What is asked:
Locate all lines in the data below that hold "Archivmaterial" and show them.

BEGIN Records to use

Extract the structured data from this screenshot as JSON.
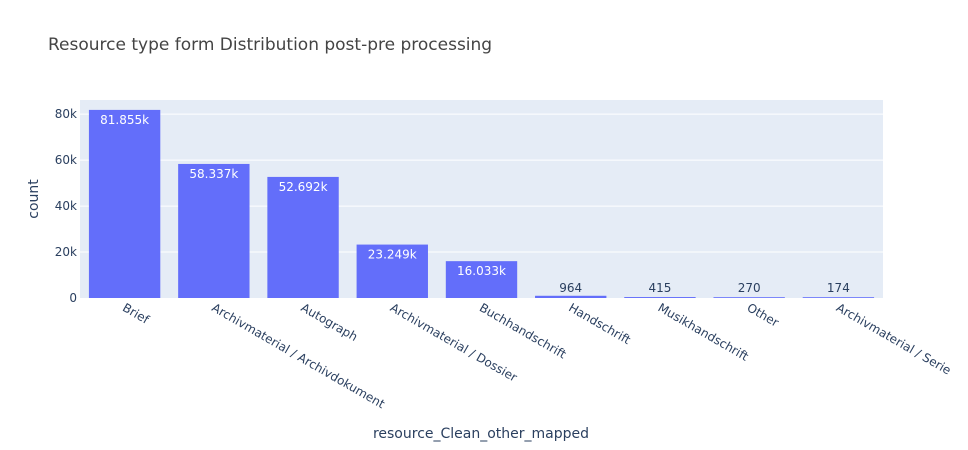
{
  "chart_data": {
    "type": "bar",
    "title": "Resource type form Distribution  post-pre processing",
    "xlabel": "resource_Clean_other_mapped",
    "ylabel": "count",
    "categories": [
      "Brief",
      "Archivmaterial / Archivdokument",
      "Autograph",
      "Archivmaterial / Dossier",
      "Buchhandschrift",
      "Handschrift",
      "Musikhandschrift",
      "Other",
      "Archivmaterial / Serie"
    ],
    "values": [
      81855,
      58337,
      52692,
      23249,
      16033,
      964,
      415,
      270,
      174
    ],
    "data_labels": [
      "81.855k",
      "58.337k",
      "52.692k",
      "23.249k",
      "16.033k",
      "964",
      "415",
      "270",
      "174"
    ],
    "ylim": [
      0,
      86163
    ],
    "yticks": [
      0,
      20000,
      40000,
      60000,
      80000
    ],
    "ytick_labels": [
      "0",
      "20k",
      "40k",
      "60k",
      "80k"
    ],
    "grid": true,
    "colors": {
      "bar": "#636efa",
      "plot_bg": "#e5ecf6",
      "grid": "#ffffff"
    }
  }
}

END Records to use

Result below:
      "Archivmaterial / Archivdokument",
      "Archivmaterial / Dossier",
      "Archivmaterial / Serie"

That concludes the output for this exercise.